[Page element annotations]
··········

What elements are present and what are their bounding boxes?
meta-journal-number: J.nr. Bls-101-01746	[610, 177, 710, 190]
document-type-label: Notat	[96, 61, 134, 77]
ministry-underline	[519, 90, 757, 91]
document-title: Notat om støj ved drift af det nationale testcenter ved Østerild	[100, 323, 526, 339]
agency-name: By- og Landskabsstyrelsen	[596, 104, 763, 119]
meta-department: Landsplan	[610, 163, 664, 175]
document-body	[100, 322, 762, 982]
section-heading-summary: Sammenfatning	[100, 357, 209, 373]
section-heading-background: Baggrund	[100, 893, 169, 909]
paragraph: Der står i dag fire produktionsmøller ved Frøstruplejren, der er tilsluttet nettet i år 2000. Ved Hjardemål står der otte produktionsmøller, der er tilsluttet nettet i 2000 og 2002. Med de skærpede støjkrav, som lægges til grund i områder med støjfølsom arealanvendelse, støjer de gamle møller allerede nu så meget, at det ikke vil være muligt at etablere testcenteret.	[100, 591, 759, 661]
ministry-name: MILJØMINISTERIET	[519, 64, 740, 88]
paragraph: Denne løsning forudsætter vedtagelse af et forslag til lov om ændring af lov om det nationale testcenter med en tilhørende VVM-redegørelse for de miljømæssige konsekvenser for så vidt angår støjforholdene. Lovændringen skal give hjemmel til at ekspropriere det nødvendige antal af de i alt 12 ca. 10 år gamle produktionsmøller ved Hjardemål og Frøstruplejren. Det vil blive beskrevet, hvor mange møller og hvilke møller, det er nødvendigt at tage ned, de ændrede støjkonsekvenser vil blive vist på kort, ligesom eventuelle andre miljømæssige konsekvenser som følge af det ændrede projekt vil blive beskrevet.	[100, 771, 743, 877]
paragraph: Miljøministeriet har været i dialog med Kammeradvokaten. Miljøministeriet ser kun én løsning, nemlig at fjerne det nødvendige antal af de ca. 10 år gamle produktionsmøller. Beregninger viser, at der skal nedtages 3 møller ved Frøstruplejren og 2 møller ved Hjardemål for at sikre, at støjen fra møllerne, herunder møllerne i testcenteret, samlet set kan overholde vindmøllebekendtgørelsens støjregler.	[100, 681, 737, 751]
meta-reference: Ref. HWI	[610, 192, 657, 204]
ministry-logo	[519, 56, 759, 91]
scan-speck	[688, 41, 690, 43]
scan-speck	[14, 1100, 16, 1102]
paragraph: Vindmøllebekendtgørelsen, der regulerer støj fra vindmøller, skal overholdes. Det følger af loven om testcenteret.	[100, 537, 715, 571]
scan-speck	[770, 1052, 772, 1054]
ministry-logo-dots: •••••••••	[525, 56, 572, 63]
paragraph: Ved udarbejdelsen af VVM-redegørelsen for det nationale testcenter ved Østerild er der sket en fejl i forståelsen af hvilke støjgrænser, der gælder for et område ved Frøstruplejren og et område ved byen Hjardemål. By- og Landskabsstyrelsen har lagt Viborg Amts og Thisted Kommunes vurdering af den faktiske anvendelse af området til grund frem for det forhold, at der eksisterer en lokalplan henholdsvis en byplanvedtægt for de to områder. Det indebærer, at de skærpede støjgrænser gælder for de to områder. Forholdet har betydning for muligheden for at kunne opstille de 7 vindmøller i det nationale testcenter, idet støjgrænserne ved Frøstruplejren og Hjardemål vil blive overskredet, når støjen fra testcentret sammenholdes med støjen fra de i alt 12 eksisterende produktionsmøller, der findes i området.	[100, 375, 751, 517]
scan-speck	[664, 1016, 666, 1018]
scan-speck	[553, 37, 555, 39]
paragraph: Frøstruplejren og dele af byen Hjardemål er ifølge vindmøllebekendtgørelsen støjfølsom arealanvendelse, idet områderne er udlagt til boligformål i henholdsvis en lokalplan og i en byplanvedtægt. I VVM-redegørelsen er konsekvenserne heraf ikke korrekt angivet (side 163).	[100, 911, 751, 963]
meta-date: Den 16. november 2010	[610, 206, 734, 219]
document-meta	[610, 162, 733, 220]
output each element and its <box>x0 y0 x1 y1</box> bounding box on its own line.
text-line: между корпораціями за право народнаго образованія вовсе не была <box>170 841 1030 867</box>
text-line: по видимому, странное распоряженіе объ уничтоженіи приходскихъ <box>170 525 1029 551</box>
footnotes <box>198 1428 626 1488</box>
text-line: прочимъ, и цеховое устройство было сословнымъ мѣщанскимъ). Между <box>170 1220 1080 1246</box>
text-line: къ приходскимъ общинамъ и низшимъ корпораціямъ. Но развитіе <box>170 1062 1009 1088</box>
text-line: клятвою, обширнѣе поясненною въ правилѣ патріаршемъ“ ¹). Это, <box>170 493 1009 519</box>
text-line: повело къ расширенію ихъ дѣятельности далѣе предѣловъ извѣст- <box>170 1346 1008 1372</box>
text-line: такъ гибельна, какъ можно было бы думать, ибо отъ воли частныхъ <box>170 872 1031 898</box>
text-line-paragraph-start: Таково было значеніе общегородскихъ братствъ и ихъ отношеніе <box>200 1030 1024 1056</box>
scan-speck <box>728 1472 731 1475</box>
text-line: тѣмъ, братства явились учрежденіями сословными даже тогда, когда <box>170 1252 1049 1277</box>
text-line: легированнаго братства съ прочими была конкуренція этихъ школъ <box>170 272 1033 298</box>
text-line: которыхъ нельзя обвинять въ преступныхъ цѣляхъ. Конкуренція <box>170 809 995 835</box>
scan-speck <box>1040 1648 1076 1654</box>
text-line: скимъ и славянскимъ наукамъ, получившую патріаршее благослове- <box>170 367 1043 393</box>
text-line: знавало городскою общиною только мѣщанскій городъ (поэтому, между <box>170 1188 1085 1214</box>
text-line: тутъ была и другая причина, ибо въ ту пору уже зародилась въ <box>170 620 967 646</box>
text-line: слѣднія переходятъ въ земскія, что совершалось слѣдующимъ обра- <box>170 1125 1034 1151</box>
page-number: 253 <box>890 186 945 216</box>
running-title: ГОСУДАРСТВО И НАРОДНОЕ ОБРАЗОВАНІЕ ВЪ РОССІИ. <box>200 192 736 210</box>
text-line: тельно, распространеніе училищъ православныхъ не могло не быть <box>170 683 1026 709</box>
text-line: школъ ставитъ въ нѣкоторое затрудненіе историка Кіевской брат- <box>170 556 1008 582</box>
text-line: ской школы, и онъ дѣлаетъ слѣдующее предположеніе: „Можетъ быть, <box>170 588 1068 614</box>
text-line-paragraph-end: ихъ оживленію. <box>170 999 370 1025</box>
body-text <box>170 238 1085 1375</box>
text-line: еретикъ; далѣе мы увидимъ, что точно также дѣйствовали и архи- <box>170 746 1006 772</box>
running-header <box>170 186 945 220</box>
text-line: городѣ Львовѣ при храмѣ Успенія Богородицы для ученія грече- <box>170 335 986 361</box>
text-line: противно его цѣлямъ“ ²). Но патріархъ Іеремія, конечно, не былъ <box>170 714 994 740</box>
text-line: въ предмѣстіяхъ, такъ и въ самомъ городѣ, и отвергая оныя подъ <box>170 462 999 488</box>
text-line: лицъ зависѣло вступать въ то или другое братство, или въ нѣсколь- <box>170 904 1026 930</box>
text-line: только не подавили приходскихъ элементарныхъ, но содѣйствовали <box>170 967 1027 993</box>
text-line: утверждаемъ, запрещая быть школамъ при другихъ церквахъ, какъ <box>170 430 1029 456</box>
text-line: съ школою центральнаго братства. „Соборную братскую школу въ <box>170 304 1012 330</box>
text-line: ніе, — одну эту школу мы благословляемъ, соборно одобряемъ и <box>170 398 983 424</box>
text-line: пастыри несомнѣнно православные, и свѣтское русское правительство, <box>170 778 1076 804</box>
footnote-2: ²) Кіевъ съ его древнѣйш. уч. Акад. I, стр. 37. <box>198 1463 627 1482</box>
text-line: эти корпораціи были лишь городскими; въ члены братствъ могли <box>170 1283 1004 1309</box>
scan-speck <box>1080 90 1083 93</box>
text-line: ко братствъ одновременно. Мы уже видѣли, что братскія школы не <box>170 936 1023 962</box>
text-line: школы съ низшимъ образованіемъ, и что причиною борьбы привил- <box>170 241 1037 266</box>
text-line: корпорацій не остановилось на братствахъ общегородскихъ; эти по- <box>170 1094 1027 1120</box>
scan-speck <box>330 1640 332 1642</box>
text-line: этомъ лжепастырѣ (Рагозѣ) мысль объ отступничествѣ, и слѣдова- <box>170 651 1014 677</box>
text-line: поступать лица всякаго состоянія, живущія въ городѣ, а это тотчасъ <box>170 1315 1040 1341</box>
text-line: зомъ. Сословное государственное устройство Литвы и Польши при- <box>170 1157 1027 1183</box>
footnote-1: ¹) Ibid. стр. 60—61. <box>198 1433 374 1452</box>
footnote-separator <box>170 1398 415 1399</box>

··········

• Given task:
From the first line of the records through the line containing "893, 169, 909]", rewrite the lines with "Notat" renamed to "Memo", leaving everything else unchanged.

• Written response:
What elements are present and what are their bounding boxes?
meta-journal-number: J.nr. Bls-101-01746	[610, 177, 710, 190]
document-type-label: Memo	[96, 61, 134, 77]
ministry-underline	[519, 90, 757, 91]
document-title: Memo om støj ved drift af det nationale testcenter ved Østerild	[100, 323, 526, 339]
agency-name: By- og Landskabsstyrelsen	[596, 104, 763, 119]
meta-department: Landsplan	[610, 163, 664, 175]
document-body	[100, 322, 762, 982]
section-heading-summary: Sammenfatning	[100, 357, 209, 373]
section-heading-background: Baggrund	[100, 893, 169, 909]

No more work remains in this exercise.